→ **What you have to do**
Search the data below for the word "手動両面印刷" and copy each line that holds it.

========================

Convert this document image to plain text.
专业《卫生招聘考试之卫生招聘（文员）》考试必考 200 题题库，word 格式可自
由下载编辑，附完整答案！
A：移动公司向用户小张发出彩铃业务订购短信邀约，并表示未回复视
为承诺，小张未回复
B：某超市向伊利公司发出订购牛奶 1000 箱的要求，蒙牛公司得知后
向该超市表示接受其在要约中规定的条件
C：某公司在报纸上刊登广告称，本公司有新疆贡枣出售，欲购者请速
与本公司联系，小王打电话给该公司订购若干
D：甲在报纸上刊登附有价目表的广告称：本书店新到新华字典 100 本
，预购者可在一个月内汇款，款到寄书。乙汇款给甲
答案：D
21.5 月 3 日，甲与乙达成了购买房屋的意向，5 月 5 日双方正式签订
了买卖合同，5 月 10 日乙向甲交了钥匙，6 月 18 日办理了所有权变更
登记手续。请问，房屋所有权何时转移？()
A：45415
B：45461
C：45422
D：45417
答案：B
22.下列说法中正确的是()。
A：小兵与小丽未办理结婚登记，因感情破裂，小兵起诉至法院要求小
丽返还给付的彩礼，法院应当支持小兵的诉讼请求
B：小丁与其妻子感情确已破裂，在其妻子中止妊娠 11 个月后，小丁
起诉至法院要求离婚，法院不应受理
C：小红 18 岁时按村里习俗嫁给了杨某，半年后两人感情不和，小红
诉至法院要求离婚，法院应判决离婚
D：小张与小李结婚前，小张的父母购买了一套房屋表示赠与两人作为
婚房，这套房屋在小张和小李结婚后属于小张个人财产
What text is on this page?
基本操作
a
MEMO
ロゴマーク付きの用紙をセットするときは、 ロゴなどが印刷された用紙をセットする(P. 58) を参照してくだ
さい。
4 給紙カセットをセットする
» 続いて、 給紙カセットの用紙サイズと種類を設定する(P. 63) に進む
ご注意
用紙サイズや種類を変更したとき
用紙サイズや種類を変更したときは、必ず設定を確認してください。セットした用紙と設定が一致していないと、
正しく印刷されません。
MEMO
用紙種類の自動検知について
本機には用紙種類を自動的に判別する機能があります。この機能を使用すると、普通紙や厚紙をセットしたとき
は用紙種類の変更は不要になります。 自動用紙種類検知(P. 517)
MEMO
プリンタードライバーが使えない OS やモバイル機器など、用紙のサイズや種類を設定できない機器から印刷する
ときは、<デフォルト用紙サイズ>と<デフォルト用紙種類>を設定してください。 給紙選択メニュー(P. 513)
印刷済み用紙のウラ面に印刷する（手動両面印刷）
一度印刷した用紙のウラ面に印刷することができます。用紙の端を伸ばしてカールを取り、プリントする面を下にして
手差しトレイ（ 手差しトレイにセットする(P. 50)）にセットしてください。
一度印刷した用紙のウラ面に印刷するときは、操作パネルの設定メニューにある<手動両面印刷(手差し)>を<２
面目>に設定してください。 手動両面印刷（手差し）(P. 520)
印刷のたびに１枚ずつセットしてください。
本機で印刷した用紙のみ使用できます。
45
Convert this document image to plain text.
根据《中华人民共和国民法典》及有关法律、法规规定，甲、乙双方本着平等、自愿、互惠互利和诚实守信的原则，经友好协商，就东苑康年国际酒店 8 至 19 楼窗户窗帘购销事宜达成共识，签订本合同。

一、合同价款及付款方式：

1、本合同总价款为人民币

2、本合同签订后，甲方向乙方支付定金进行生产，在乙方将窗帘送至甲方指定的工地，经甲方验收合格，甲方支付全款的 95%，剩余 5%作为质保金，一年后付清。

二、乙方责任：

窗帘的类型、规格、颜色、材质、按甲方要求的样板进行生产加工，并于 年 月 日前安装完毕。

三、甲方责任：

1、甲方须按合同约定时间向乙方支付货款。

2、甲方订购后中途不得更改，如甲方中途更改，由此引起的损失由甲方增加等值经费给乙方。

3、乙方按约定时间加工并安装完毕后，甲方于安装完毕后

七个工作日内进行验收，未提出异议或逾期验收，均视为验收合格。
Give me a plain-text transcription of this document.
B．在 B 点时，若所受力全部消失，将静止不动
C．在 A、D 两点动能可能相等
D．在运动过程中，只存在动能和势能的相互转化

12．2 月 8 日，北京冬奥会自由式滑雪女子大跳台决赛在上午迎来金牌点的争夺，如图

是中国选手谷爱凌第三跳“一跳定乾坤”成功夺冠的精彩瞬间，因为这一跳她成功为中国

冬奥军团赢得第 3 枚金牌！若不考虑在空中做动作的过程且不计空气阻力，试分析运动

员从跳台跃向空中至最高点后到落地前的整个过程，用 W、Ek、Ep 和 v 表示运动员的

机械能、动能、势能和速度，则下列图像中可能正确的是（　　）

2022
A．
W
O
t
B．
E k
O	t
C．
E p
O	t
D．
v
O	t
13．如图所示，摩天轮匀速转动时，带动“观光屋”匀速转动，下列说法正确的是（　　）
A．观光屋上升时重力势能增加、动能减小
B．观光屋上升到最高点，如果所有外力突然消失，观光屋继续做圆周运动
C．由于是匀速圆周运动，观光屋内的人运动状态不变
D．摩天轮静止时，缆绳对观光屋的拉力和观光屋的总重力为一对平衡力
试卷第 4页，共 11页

========================

→ **Problem solution**
印刷済み用紙のウラ面に印刷する（手動両面印刷）
一度印刷した用紙のウラ面に印刷するときは、操作パネルの設定メニューにある<手動両面印刷(手差し)>を<２
面目>に設定してください。 手動両面印刷（手差し）(P. 520)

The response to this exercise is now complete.